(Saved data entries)
^^^^

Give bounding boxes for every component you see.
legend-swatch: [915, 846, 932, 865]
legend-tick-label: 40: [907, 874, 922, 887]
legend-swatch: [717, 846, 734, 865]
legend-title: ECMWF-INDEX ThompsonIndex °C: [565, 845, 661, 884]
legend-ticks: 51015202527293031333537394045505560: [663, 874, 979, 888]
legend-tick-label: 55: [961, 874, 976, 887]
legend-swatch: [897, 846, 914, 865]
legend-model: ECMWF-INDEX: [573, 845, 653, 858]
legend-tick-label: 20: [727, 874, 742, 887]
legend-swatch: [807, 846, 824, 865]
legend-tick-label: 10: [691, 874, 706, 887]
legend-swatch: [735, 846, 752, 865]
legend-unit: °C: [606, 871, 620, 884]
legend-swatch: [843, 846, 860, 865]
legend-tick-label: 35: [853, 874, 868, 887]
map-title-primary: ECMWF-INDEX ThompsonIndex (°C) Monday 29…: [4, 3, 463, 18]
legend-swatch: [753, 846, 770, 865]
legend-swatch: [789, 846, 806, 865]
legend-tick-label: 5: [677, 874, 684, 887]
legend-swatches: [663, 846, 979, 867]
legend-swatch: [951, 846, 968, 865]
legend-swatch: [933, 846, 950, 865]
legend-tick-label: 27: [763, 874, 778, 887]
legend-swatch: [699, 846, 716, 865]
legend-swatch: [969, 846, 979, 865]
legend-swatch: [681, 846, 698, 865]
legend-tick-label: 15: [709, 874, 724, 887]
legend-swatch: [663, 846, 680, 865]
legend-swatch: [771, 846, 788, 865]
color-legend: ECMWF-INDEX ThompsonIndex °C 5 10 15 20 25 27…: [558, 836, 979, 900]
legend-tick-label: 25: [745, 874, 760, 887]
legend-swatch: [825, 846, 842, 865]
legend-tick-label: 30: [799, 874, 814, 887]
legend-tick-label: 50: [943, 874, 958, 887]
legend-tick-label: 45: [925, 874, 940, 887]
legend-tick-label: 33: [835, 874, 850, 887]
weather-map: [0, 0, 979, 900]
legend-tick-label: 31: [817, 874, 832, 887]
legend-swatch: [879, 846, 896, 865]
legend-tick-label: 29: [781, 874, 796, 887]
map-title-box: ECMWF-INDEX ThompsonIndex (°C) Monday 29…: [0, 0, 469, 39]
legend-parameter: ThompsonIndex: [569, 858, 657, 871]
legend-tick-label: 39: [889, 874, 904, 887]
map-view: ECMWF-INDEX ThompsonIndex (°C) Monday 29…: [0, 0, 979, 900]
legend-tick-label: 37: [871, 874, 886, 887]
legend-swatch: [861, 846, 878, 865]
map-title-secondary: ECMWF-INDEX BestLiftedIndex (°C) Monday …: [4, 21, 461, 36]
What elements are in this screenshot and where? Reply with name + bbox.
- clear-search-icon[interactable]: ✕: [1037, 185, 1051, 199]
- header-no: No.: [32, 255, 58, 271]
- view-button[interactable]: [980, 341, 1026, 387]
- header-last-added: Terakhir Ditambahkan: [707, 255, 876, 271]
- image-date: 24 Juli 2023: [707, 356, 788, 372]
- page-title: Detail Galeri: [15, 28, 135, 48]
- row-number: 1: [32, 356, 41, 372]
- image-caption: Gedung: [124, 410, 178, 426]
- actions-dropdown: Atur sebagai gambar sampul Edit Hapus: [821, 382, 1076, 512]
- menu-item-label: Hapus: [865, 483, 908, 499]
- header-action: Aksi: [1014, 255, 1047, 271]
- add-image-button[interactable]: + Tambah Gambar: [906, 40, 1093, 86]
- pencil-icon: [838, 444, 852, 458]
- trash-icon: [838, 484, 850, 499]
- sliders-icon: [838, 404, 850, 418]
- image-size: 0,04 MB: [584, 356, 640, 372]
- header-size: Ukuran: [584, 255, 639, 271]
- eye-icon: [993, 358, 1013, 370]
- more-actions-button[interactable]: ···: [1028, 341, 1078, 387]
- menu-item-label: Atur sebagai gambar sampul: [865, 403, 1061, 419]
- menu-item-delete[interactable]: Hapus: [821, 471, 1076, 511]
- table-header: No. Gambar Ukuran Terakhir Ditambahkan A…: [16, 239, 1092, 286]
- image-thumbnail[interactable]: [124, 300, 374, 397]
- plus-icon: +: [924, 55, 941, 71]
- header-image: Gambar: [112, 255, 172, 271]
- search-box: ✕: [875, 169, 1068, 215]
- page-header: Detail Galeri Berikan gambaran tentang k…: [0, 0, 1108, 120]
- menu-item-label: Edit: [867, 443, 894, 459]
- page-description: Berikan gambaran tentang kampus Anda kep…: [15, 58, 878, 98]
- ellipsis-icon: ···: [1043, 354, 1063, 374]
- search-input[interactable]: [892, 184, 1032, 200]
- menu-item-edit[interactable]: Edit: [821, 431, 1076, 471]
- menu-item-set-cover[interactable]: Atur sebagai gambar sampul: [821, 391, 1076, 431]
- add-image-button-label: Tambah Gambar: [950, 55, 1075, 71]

^^^^

*Aim*. Pick out every line in the material above that contains the string "Terakhir", and copy each of those lines.

*Completed task*.
- header-last-added: Terakhir Ditambahkan: [707, 255, 876, 271]
- table-header: No. Gambar Ukuran Terakhir Ditambahkan A…: [16, 239, 1092, 286]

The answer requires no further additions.